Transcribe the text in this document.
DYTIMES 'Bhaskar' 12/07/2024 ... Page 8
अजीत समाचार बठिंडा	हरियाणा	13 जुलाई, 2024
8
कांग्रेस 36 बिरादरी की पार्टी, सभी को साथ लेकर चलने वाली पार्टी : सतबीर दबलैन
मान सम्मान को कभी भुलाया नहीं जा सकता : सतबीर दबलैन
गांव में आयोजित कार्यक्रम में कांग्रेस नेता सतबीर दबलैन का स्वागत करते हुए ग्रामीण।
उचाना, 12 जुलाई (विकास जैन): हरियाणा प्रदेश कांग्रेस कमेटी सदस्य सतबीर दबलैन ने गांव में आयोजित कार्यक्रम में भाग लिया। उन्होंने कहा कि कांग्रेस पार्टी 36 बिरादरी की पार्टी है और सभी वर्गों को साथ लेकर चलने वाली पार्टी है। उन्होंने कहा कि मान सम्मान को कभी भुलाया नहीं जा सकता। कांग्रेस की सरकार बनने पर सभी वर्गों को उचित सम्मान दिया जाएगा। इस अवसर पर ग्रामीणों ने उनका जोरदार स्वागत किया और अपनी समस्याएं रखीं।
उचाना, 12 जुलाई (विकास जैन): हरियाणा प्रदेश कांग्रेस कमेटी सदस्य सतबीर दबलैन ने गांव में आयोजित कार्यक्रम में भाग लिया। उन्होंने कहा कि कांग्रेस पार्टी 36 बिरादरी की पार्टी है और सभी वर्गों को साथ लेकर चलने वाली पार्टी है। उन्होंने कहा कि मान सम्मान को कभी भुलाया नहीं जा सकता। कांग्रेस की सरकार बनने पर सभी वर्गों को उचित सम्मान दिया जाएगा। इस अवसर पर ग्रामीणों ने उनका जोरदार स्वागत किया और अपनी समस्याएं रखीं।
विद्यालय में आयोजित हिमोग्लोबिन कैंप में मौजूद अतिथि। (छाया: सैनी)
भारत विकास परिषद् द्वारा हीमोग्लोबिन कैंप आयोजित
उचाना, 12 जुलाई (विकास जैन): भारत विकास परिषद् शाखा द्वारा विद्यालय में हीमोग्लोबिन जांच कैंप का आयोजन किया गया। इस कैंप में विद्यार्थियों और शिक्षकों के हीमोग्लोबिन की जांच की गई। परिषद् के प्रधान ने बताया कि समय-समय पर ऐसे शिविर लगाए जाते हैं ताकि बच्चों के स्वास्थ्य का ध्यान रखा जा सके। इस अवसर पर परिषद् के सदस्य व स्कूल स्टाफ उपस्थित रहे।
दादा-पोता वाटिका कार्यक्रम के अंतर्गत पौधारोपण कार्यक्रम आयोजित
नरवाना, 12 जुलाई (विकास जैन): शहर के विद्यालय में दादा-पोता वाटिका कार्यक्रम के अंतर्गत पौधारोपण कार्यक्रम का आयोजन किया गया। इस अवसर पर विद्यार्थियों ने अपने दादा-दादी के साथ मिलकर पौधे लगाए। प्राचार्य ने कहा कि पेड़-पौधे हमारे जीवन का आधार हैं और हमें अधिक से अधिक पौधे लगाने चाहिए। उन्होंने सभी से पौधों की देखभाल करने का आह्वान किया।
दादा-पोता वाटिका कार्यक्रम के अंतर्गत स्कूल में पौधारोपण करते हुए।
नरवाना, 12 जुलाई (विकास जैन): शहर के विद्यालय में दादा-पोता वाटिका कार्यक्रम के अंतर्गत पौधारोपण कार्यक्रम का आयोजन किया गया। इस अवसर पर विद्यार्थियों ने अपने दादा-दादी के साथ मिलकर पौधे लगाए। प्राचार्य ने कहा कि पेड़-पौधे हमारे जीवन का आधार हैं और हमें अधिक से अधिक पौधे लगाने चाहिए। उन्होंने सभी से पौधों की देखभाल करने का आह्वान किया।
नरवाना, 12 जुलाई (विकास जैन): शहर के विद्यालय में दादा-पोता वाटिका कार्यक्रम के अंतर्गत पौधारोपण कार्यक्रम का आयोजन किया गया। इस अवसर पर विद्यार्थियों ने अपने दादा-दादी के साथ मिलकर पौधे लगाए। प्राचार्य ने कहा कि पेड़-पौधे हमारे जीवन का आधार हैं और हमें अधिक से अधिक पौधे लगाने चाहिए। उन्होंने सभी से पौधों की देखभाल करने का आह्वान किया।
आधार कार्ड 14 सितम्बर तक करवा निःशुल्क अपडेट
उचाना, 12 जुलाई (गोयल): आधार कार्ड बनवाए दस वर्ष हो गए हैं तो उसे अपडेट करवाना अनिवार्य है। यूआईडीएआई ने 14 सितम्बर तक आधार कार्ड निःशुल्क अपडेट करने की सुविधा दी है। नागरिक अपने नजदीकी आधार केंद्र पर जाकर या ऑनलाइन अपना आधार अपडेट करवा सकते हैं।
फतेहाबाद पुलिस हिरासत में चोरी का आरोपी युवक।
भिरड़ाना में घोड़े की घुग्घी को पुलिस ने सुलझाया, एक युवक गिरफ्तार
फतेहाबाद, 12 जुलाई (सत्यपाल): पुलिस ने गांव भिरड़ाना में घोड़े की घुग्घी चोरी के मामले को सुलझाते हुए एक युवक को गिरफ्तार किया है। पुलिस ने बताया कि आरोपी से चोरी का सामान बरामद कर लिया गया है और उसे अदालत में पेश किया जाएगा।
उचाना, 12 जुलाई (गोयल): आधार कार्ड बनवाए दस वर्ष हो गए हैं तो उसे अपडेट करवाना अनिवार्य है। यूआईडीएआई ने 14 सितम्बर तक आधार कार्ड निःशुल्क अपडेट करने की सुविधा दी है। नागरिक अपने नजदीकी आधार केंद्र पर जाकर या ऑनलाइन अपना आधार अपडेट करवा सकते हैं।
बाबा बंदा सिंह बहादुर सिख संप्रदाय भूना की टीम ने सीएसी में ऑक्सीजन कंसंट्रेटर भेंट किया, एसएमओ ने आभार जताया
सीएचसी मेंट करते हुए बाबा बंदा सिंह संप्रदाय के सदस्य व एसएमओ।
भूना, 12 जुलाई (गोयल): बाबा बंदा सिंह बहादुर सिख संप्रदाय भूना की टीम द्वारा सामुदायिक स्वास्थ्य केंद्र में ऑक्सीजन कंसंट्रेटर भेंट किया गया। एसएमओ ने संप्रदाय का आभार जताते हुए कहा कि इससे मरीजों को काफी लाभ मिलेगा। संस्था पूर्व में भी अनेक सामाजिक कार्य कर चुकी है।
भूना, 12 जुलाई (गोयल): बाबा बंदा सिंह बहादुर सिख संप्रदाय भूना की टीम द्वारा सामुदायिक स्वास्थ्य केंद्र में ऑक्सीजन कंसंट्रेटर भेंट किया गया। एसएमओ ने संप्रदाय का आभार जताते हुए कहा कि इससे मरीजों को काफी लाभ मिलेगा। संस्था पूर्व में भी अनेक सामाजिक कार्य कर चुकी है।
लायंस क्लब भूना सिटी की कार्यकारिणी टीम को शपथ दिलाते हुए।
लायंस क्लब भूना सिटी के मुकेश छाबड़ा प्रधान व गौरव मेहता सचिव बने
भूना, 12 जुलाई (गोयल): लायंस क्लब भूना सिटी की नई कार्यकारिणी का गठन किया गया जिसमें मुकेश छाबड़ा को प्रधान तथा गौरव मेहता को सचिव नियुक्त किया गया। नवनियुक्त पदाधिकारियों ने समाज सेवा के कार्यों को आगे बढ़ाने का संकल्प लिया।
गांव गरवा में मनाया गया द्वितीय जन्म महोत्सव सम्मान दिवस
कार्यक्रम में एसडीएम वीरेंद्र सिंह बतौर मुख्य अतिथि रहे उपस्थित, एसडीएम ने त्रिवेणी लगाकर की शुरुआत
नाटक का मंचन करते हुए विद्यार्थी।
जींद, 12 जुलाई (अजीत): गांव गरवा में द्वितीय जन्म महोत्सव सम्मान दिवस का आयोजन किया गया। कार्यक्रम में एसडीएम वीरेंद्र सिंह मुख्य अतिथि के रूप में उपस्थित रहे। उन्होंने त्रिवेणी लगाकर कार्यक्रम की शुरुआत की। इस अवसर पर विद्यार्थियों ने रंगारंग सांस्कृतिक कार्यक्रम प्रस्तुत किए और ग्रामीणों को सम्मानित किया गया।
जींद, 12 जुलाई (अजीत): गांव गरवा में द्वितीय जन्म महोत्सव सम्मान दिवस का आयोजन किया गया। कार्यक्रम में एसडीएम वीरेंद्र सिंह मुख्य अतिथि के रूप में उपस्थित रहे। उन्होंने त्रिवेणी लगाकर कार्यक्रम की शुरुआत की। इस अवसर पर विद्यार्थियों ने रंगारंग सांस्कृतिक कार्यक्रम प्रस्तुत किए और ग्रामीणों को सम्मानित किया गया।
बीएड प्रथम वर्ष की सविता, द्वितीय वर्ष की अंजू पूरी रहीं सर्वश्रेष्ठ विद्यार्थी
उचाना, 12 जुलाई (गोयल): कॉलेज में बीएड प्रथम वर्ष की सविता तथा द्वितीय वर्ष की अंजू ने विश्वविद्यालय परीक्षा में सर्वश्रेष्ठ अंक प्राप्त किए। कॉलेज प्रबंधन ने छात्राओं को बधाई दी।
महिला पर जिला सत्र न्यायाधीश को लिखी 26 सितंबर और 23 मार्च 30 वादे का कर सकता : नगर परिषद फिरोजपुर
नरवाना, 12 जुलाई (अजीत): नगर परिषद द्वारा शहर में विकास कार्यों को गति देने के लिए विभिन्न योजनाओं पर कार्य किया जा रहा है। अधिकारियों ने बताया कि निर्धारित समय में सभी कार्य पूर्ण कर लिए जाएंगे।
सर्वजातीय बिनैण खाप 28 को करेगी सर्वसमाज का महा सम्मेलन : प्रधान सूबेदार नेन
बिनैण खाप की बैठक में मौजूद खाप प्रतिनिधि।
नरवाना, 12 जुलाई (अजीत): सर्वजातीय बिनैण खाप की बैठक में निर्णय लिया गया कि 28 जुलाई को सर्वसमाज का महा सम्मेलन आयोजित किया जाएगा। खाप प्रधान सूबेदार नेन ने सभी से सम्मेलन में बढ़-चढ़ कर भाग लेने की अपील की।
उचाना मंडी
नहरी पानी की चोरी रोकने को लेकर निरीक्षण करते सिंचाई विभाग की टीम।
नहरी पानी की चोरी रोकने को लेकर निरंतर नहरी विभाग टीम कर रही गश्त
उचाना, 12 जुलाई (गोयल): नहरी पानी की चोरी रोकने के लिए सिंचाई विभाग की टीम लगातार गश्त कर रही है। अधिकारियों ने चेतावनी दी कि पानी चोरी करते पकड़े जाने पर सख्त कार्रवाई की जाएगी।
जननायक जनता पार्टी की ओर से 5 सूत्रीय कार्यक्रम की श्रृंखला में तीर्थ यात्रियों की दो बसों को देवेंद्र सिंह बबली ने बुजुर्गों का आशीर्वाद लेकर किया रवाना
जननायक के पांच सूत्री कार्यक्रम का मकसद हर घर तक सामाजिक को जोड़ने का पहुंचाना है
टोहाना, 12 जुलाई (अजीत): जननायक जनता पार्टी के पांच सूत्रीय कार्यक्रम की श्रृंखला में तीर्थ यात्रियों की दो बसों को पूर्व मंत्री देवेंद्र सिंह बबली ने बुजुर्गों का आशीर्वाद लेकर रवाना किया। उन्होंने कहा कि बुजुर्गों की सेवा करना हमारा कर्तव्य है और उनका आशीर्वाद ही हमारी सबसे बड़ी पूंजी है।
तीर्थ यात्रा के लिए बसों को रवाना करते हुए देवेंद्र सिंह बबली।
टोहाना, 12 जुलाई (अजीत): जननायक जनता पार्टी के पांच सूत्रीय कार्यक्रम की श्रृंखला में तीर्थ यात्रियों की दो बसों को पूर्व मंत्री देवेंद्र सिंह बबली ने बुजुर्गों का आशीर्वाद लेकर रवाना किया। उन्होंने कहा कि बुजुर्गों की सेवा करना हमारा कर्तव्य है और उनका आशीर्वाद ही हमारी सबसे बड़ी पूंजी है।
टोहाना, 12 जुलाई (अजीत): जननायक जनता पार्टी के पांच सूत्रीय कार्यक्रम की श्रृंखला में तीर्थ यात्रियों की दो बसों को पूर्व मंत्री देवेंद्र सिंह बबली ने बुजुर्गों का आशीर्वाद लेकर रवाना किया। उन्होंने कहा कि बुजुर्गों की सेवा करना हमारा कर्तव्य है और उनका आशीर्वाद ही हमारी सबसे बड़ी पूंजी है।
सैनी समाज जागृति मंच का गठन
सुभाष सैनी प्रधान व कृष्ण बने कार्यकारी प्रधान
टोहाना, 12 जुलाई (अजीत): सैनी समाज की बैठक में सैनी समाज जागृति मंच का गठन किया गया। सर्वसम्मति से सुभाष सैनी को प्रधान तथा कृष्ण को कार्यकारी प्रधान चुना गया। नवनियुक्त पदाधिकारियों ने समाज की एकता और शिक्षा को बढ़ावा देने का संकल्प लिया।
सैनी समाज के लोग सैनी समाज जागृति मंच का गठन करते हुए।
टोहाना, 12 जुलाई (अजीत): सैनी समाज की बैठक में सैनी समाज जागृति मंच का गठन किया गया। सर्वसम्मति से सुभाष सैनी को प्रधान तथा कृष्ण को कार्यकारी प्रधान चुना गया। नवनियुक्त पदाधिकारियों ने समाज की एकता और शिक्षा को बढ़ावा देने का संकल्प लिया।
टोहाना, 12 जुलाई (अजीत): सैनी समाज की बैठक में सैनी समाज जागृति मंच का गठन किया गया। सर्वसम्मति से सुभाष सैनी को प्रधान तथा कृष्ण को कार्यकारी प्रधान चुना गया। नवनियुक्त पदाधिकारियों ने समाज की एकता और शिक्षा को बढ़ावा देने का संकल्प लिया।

STATED TASK ▸ List each line of the records that holds the string "एसएमओ".

SOLUTION TO THE PROBLEM ▸
बाबा बंदा सिंह बहादुर सिख संप्रदाय भूना की टीम ने सीएसी में ऑक्सीजन कंसंट्रेटर भेंट किया, एसएमओ ने आभार जताया
सीएचसी मेंट करते हुए बाबा बंदा सिंह संप्रदाय के सदस्य व एसएमओ।
भूना, 12 जुलाई (गोयल): बाबा बंदा सिंह बहादुर सिख संप्रदाय भूना की टीम द्वारा सामुदायिक स्वास्थ्य केंद्र में ऑक्सीजन कंसंट्रेटर भेंट किया गया। एसएमओ ने संप्रदाय का आभार जताते हुए कहा कि इससे मरीजों को काफी लाभ मिलेगा। संस्था पूर्व में भी अनेक सामाजिक कार्य कर चुकी है।
भूना, 12 जुलाई (गोयल): बाबा बंदा सिंह बहादुर सिख संप्रदाय भूना की टीम द्वारा सामुदायिक स्वास्थ्य केंद्र में ऑक्सीजन कंसंट्रेटर भेंट किया गया। एसएमओ ने संप्रदाय का आभार जताते हुए कहा कि इससे मरीजों को काफी लाभ मिलेगा। संस्था पूर्व में भी अनेक सामाजिक कार्य कर चुकी है।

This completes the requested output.